Which lines have the string "CATALOGS"? Copy all of them from the entries below.

(A block of data)
══════════

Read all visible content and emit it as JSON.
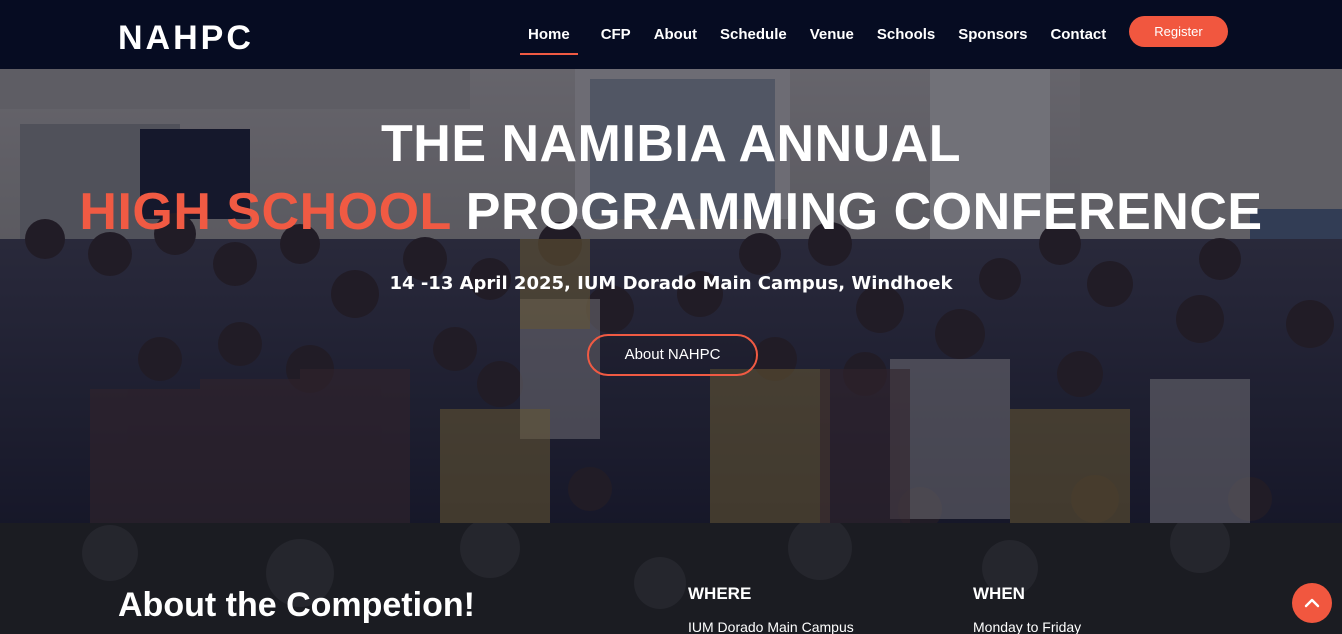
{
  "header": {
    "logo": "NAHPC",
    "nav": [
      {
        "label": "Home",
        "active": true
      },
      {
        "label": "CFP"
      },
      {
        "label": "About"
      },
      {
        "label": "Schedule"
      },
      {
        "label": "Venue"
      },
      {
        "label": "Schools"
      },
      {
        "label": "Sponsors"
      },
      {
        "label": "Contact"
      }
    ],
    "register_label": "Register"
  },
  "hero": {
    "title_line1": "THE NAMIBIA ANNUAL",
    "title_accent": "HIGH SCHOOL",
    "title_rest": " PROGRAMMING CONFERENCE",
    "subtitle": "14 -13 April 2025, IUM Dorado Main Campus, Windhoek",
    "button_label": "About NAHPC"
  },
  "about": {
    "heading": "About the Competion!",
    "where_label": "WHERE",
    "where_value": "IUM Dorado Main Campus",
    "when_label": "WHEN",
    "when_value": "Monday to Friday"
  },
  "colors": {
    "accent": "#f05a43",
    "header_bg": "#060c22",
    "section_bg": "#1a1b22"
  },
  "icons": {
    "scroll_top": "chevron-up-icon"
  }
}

══════════

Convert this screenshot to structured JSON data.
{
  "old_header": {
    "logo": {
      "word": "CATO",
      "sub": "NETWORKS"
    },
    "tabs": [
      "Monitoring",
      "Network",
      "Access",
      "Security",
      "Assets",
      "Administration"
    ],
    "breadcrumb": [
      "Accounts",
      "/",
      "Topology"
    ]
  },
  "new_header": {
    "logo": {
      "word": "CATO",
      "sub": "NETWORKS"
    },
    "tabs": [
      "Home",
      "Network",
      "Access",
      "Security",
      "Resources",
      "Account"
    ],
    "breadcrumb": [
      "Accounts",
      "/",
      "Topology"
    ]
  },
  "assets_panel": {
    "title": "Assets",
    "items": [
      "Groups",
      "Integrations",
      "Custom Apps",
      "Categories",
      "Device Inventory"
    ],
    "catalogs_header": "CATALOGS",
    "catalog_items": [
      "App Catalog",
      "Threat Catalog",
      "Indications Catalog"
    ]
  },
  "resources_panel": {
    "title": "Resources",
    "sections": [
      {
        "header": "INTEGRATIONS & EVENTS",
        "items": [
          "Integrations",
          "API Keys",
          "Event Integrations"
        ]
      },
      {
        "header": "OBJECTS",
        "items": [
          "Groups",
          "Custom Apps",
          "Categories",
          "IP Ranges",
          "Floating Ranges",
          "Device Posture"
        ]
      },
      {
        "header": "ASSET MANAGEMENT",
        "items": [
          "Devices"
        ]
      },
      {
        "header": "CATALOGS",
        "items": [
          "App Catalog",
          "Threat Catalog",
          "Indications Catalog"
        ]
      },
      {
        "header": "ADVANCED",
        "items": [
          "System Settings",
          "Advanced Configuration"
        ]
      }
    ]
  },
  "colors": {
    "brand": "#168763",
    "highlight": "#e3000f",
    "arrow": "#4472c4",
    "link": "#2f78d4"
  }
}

══════════

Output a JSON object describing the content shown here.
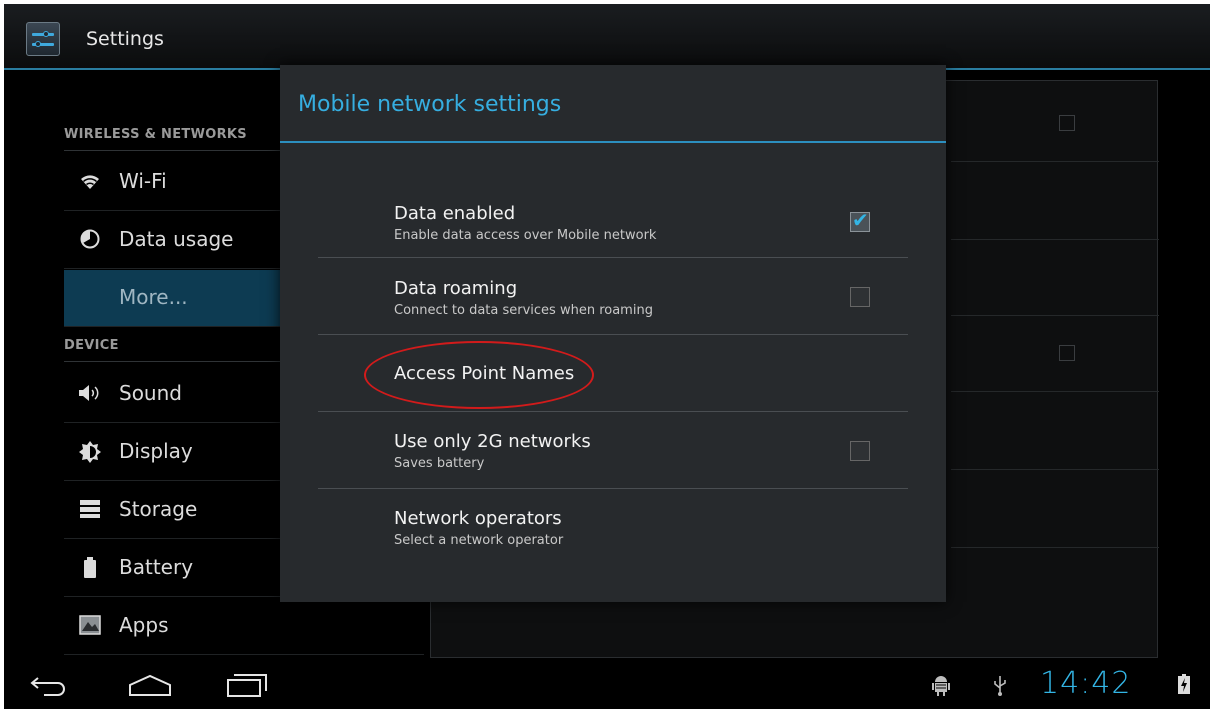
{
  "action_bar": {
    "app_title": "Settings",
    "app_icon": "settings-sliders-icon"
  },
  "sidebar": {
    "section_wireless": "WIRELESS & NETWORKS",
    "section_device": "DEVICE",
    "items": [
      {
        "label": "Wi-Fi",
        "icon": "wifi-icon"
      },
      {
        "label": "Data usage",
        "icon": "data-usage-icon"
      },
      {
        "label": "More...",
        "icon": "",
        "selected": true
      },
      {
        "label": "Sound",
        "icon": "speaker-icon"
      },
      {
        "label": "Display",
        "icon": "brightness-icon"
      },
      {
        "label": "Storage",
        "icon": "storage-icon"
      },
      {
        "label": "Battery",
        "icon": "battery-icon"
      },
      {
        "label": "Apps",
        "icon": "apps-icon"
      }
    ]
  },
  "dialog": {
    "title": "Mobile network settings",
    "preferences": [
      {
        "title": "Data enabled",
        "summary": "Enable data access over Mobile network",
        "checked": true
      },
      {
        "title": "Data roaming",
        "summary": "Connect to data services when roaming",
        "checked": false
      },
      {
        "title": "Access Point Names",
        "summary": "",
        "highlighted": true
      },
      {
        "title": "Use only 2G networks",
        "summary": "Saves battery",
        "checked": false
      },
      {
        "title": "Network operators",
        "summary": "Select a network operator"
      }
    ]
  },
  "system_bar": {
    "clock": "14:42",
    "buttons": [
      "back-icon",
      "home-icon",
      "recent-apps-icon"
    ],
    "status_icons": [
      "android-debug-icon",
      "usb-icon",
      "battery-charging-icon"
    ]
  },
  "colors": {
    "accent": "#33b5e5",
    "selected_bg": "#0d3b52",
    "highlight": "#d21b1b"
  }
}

══════════

The answer:
    "catalogs_header": "CATALOGS",
        "header": "CATALOGS",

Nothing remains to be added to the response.